» PROBLEM DESCRIPTION
Your task is to transcribe all the entries exactly, excluding pictures.

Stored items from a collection
------------------------------------------------------------
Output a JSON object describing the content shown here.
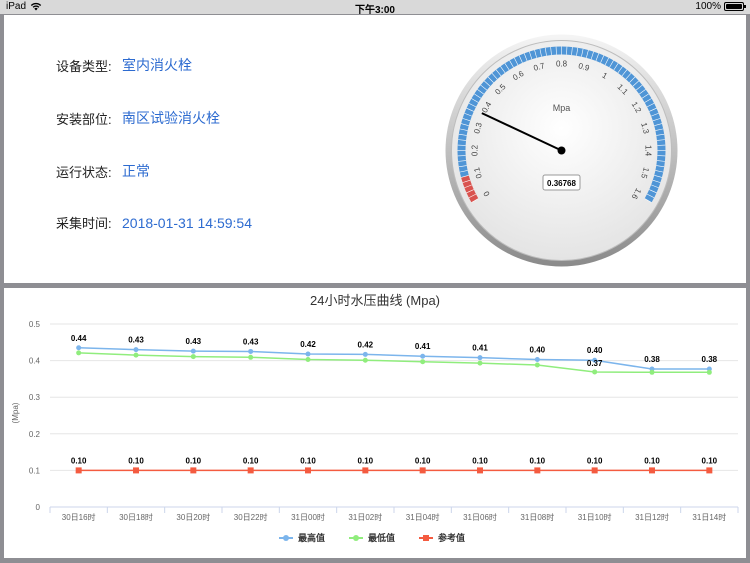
{
  "statusbar": {
    "device": "iPad",
    "time": "下午3:00",
    "battery": "100%"
  },
  "info": {
    "device_type_label": "设备类型:",
    "device_type_value": "室内消火栓",
    "location_label": "安装部位:",
    "location_value": "南区试验消火栓",
    "status_label": "运行状态:",
    "status_value": "正常",
    "time_label": "采集时间:",
    "time_value": "2018-01-31 14:59:54"
  },
  "gauge": {
    "unit": "Mpa",
    "value": 0.36768,
    "value_text": "0.36768",
    "min": 0,
    "max": 1.6,
    "tick_labels": [
      "0",
      "0.1",
      "0.2",
      "0.3",
      "0.4",
      "0.5",
      "0.6",
      "0.7",
      "0.8",
      "0.9",
      "1",
      "1.1",
      "1.2",
      "1.3",
      "1.4",
      "1.5",
      "1.6"
    ],
    "band_color": "#4f95d6",
    "alarm_color": "#d9534f",
    "alarm_range": [
      0,
      0.1
    ]
  },
  "chart_data": {
    "type": "line",
    "title": "24小时水压曲线 (Mpa)",
    "ylabel": "(Mpa)",
    "ylim": [
      0,
      0.5
    ],
    "yticks": [
      "0",
      "0.1",
      "0.2",
      "0.3",
      "0.4",
      "0.5"
    ],
    "categories": [
      "30日16时",
      "30日18时",
      "30日20时",
      "30日22时",
      "31日00时",
      "31日02时",
      "31日04时",
      "31日06时",
      "31日08时",
      "31日10时",
      "31日12时",
      "31日14时"
    ],
    "series": [
      {
        "name": "最高值",
        "color": "#7cb5ec",
        "values": [
          0.435,
          0.43,
          0.426,
          0.425,
          0.418,
          0.417,
          0.412,
          0.408,
          0.403,
          0.401,
          0.377,
          0.377
        ],
        "labels": [
          "0.44",
          "0.43",
          "0.43",
          "0.43",
          "0.42",
          "0.42",
          "0.41",
          "0.41",
          "0.40",
          "0.40",
          "0.38",
          "0.38"
        ]
      },
      {
        "name": "最低值",
        "color": "#90ed7d",
        "values": [
          0.421,
          0.415,
          0.411,
          0.409,
          0.403,
          0.401,
          0.397,
          0.393,
          0.388,
          0.369,
          0.368,
          0.368
        ],
        "labels": [
          "",
          "",
          "",
          "",
          "",
          "",
          "",
          "",
          "",
          "0.37",
          "",
          ""
        ]
      },
      {
        "name": "参考值",
        "color": "#f45b40",
        "values": [
          0.1,
          0.1,
          0.1,
          0.1,
          0.1,
          0.1,
          0.1,
          0.1,
          0.1,
          0.1,
          0.1,
          0.1
        ],
        "labels": [
          "0.10",
          "0.10",
          "0.10",
          "0.10",
          "0.10",
          "0.10",
          "0.10",
          "0.10",
          "0.10",
          "0.10",
          "0.10",
          "0.10"
        ]
      }
    ],
    "grid": true,
    "legend": "bottom-center"
  }
}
------------------------------------------------------------
» SOLUTION BELOW
Output a JSON object describing the content shown here.
{
  "statusbar": {
    "device": "iPad",
    "time": "下午3:00",
    "battery": "100%"
  },
  "info": {
    "device_type_label": "设备类型:",
    "device_type_value": "室内消火栓",
    "location_label": "安装部位:",
    "location_value": "南区试验消火栓",
    "status_label": "运行状态:",
    "status_value": "正常",
    "time_label": "采集时间:",
    "time_value": "2018-01-31 14:59:54"
  },
  "gauge": {
    "unit": "Mpa",
    "value": 0.36768,
    "value_text": "0.36768",
    "min": 0,
    "max": 1.6,
    "tick_labels": [
      "0",
      "0.1",
      "0.2",
      "0.3",
      "0.4",
      "0.5",
      "0.6",
      "0.7",
      "0.8",
      "0.9",
      "1",
      "1.1",
      "1.2",
      "1.3",
      "1.4",
      "1.5",
      "1.6"
    ],
    "band_color": "#4f95d6",
    "alarm_color": "#d9534f",
    "alarm_range": [
      0,
      0.1
    ]
  },
  "chart_data": {
    "type": "line",
    "title": "24小时水压曲线 (Mpa)",
    "ylabel": "(Mpa)",
    "ylim": [
      0,
      0.5
    ],
    "yticks": [
      "0",
      "0.1",
      "0.2",
      "0.3",
      "0.4",
      "0.5"
    ],
    "categories": [
      "30日16时",
      "30日18时",
      "30日20时",
      "30日22时",
      "31日00时",
      "31日02时",
      "31日04时",
      "31日06时",
      "31日08时",
      "31日10时",
      "31日12时",
      "31日14时"
    ],
    "series": [
      {
        "name": "最高值",
        "color": "#7cb5ec",
        "values": [
          0.435,
          0.43,
          0.426,
          0.425,
          0.418,
          0.417,
          0.412,
          0.408,
          0.403,
          0.401,
          0.377,
          0.377
        ],
        "labels": [
          "0.44",
          "0.43",
          "0.43",
          "0.43",
          "0.42",
          "0.42",
          "0.41",
          "0.41",
          "0.40",
          "0.40",
          "0.38",
          "0.38"
        ]
      },
      {
        "name": "最低值",
        "color": "#90ed7d",
        "values": [
          0.421,
          0.415,
          0.411,
          0.409,
          0.403,
          0.401,
          0.397,
          0.393,
          0.388,
          0.369,
          0.368,
          0.368
        ],
        "labels": [
          "",
          "",
          "",
          "",
          "",
          "",
          "",
          "",
          "",
          "0.37",
          "",
          ""
        ]
      },
      {
        "name": "参考值",
        "color": "#f45b40",
        "values": [
          0.1,
          0.1,
          0.1,
          0.1,
          0.1,
          0.1,
          0.1,
          0.1,
          0.1,
          0.1,
          0.1,
          0.1
        ],
        "labels": [
          "0.10",
          "0.10",
          "0.10",
          "0.10",
          "0.10",
          "0.10",
          "0.10",
          "0.10",
          "0.10",
          "0.10",
          "0.10",
          "0.10"
        ]
      }
    ],
    "grid": true,
    "legend": "bottom-center"
  }
}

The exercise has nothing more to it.